EXERCISE INPUTS:
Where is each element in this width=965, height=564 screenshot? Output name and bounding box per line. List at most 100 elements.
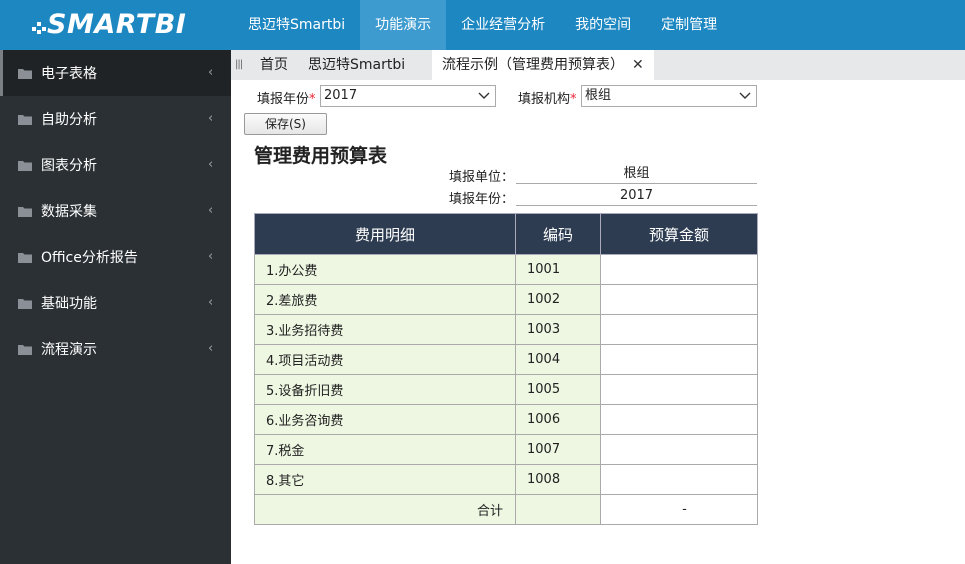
amount-input-cell[interactable]: [600, 434, 758, 465]
code-cell: 1005: [515, 374, 601, 405]
table-row: 5.设备折旧费 1005: [254, 374, 758, 405]
sidebar-item-workflow-demo[interactable]: 流程演示 ‹: [0, 326, 231, 372]
amount-input-cell[interactable]: [600, 284, 758, 315]
expense-item-cell: 8.其它: [254, 464, 516, 495]
code-cell: 1003: [515, 314, 601, 345]
amount-input-cell[interactable]: [600, 374, 758, 405]
org-field-label: 填报机构*: [518, 92, 577, 107]
total-code-cell: [515, 494, 601, 525]
report-year-label: 填报年份：: [449, 192, 515, 207]
top-bar: SMARTBI 思迈特Smartbi 功能演示 企业经营分析 我的空间 定制管理: [0, 0, 965, 50]
folder-icon: [18, 253, 32, 263]
code-cell: 1006: [515, 404, 601, 435]
chevron-left-icon: ‹: [208, 249, 214, 264]
sidebar-item-chart-analysis[interactable]: 图表分析 ‹: [0, 142, 231, 188]
tab-label: 流程示例（管理费用预算表）: [442, 57, 624, 73]
nav-item-smartbi[interactable]: 思迈特Smartbi: [233, 0, 360, 50]
column-header-expense-detail: 费用明细: [254, 213, 516, 255]
sidebar-item-spreadsheet[interactable]: 电子表格 ‹: [0, 50, 231, 96]
chevron-left-icon: ‹: [208, 65, 214, 80]
save-button[interactable]: 保存(S): [244, 113, 327, 135]
sidebar-item-label: 自助分析: [41, 112, 97, 128]
expense-item-cell: 4.项目活动费: [254, 344, 516, 375]
tab-home[interactable]: 首页: [260, 50, 288, 80]
folder-icon: [18, 69, 32, 79]
main-nav: 思迈特Smartbi 功能演示 企业经营分析 我的空间 定制管理: [233, 0, 732, 50]
org-select[interactable]: 根组: [581, 85, 757, 107]
sidebar-item-self-analysis[interactable]: 自助分析 ‹: [0, 96, 231, 142]
org-select-value: 根组: [585, 88, 612, 103]
chevron-left-icon: ‹: [208, 203, 214, 218]
expense-item-cell: 3.业务招待费: [254, 314, 516, 345]
sidebar-item-label: 图表分析: [41, 158, 97, 174]
sidebar-item-basic-functions[interactable]: 基础功能 ‹: [0, 280, 231, 326]
logo[interactable]: SMARTBI: [32, 6, 186, 42]
table-row: 4.项目活动费 1004: [254, 344, 758, 375]
unit-label: 填报单位：: [449, 170, 515, 185]
expense-item-cell: 1.办公费: [254, 254, 516, 285]
year-select[interactable]: 2017: [320, 85, 496, 107]
logo-text: SMARTBI: [47, 8, 187, 40]
folder-icon: [18, 161, 32, 171]
chevron-left-icon: ‹: [208, 341, 214, 356]
table-header-row: 费用明细 编码 预算金额: [254, 213, 758, 255]
code-cell: 1001: [515, 254, 601, 285]
sidebar-item-office-report[interactable]: Office分析报告 ‹: [0, 234, 231, 280]
sidebar: 电子表格 ‹ 自助分析 ‹ 图表分析 ‹ 数据采集 ‹ Office分析报告 ‹…: [0, 50, 231, 564]
chevron-left-icon: ‹: [208, 295, 214, 310]
table-row: 1.办公费 1001: [254, 254, 758, 285]
column-header-code: 编码: [515, 213, 601, 255]
expense-item-cell: 6.业务咨询费: [254, 404, 516, 435]
folder-icon: [18, 115, 32, 125]
chevron-left-icon: ‹: [208, 111, 214, 126]
nav-item-my-space[interactable]: 我的空间: [560, 0, 646, 50]
sidebar-item-label: 基础功能: [41, 296, 97, 312]
folder-icon: [18, 345, 32, 355]
chevron-left-icon: ‹: [208, 157, 214, 172]
table-row: 3.业务招待费 1003: [254, 314, 758, 345]
report-year-value: 2017: [516, 187, 757, 206]
code-cell: 1007: [515, 434, 601, 465]
report-title: 管理费用预算表: [254, 145, 388, 167]
table-row: 2.差旅费 1002: [254, 284, 758, 315]
budget-table: 费用明细 编码 预算金额 1.办公费 1001 2.差旅费 1002 3.业务招…: [254, 213, 758, 525]
close-icon[interactable]: ✕: [632, 50, 644, 80]
logo-mark-icon: [32, 14, 46, 34]
table-row: 7.税金 1007: [254, 434, 758, 465]
expense-item-cell: 5.设备折旧费: [254, 374, 516, 405]
tab-handle-icon[interactable]: |||: [235, 59, 243, 70]
table-row: 8.其它 1008: [254, 464, 758, 495]
folder-icon: [18, 299, 32, 309]
sidebar-item-label: Office分析报告: [41, 250, 138, 266]
year-field-label: 填报年份*: [257, 92, 316, 107]
total-row: 合计 -: [254, 494, 758, 525]
code-cell: 1004: [515, 344, 601, 375]
column-header-budget-amount: 预算金额: [600, 213, 758, 255]
sidebar-item-label: 数据采集: [41, 204, 97, 220]
sidebar-item-data-collection[interactable]: 数据采集 ‹: [0, 188, 231, 234]
amount-input-cell[interactable]: [600, 404, 758, 435]
tab-smartbi[interactable]: 思迈特Smartbi: [308, 50, 405, 80]
amount-input-cell[interactable]: [600, 464, 758, 495]
code-cell: 1002: [515, 284, 601, 315]
amount-input-cell[interactable]: [600, 254, 758, 285]
sidebar-item-label: 电子表格: [41, 66, 97, 82]
nav-item-business-analysis[interactable]: 企业经营分析: [446, 0, 560, 50]
nav-item-custom-management[interactable]: 定制管理: [646, 0, 732, 50]
total-value-cell: -: [600, 494, 758, 525]
tab-workflow-example[interactable]: 流程示例（管理费用预算表） ✕: [432, 50, 654, 80]
amount-input-cell[interactable]: [600, 344, 758, 375]
table-row: 6.业务咨询费 1006: [254, 404, 758, 435]
nav-item-feature-demo[interactable]: 功能演示: [360, 0, 447, 50]
code-cell: 1008: [515, 464, 601, 495]
tab-bar: ||| 首页 思迈特Smartbi 流程示例（管理费用预算表） ✕: [231, 50, 965, 80]
unit-value: 根组: [516, 165, 757, 184]
amount-input-cell[interactable]: [600, 314, 758, 345]
chevron-down-icon: [739, 92, 751, 99]
total-label-cell: 合计: [254, 494, 516, 525]
sidebar-item-label: 流程演示: [41, 342, 97, 358]
folder-icon: [18, 207, 32, 217]
year-select-value: 2017: [324, 88, 358, 103]
chevron-down-icon: [478, 92, 490, 99]
expense-item-cell: 2.差旅费: [254, 284, 516, 315]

TASK REQUIREMENTS: Rewrite only the lines between the ones holding "amount-input-cell[interactable]: [600, 434, 758, 465]" and "chevron-left-icon: ‹: [208, 295, 214, 310]", inclusive, replacing "folder-icon" with "directory-icon" and leaving everything else unchanged.

CORRECT RESPONSE:
amount-input-cell[interactable]: [600, 434, 758, 465]
code-cell: 1005: [515, 374, 601, 405]
table-row: 5.设备折旧费 1005: [254, 374, 758, 405]
sidebar-item-workflow-demo[interactable]: 流程演示 ‹: [0, 326, 231, 372]
amount-input-cell[interactable]: [600, 284, 758, 315]
expense-item-cell: 8.其它: [254, 464, 516, 495]
code-cell: 1003: [515, 314, 601, 345]
amount-input-cell[interactable]: [600, 374, 758, 405]
org-field-label: 填报机构*: [518, 92, 577, 107]
total-code-cell: [515, 494, 601, 525]
report-year-label: 填报年份：: [449, 192, 515, 207]
top-bar: SMARTBI 思迈特Smartbi 功能演示 企业经营分析 我的空间 定制管理: [0, 0, 965, 50]
directory-icon: [18, 253, 32, 263]
code-cell: 1006: [515, 404, 601, 435]
chevron-left-icon: ‹: [208, 249, 214, 264]
sidebar-item-chart-analysis[interactable]: 图表分析 ‹: [0, 142, 231, 188]
tab-label: 流程示例（管理费用预算表）: [442, 57, 624, 73]
nav-item-smartbi[interactable]: 思迈特Smartbi: [233, 0, 360, 50]
column-header-expense-detail: 费用明细: [254, 213, 516, 255]
sidebar-item-spreadsheet[interactable]: 电子表格 ‹: [0, 50, 231, 96]
chevron-left-icon: ‹: [208, 65, 214, 80]
save-button[interactable]: 保存(S): [244, 113, 327, 135]
sidebar-item-label: 自助分析: [41, 112, 97, 128]
expense-item-cell: 4.项目活动费: [254, 344, 516, 375]
tab-home[interactable]: 首页: [260, 50, 288, 80]
directory-icon: [18, 69, 32, 79]
main-nav: 思迈特Smartbi 功能演示 企业经营分析 我的空间 定制管理: [233, 0, 732, 50]
org-select[interactable]: 根组: [581, 85, 757, 107]
sidebar-item-self-analysis[interactable]: 自助分析 ‹: [0, 96, 231, 142]
org-select-value: 根组: [585, 88, 612, 103]
chevron-left-icon: ‹: [208, 203, 214, 218]
expense-item-cell: 3.业务招待费: [254, 314, 516, 345]
sidebar-item-label: 图表分析: [41, 158, 97, 174]
sidebar-item-basic-functions[interactable]: 基础功能 ‹: [0, 280, 231, 326]
logo[interactable]: SMARTBI: [32, 6, 186, 42]
table-row: 4.项目活动费 1004: [254, 344, 758, 375]
unit-label: 填报单位：: [449, 170, 515, 185]
expense-item-cell: 1.办公费: [254, 254, 516, 285]
year-select[interactable]: 2017: [320, 85, 496, 107]
logo-text: SMARTBI: [47, 8, 187, 40]
directory-icon: [18, 161, 32, 171]
chevron-left-icon: ‹: [208, 341, 214, 356]
table-header-row: 费用明细 编码 预算金额: [254, 213, 758, 255]
code-cell: 1001: [515, 254, 601, 285]
sidebar-item-office-report[interactable]: Office分析报告 ‹: [0, 234, 231, 280]
sidebar: 电子表格 ‹ 自助分析 ‹ 图表分析 ‹ 数据采集 ‹ Office分析报告 ‹…: [0, 50, 231, 564]
chevron-left-icon: ‹: [208, 295, 214, 310]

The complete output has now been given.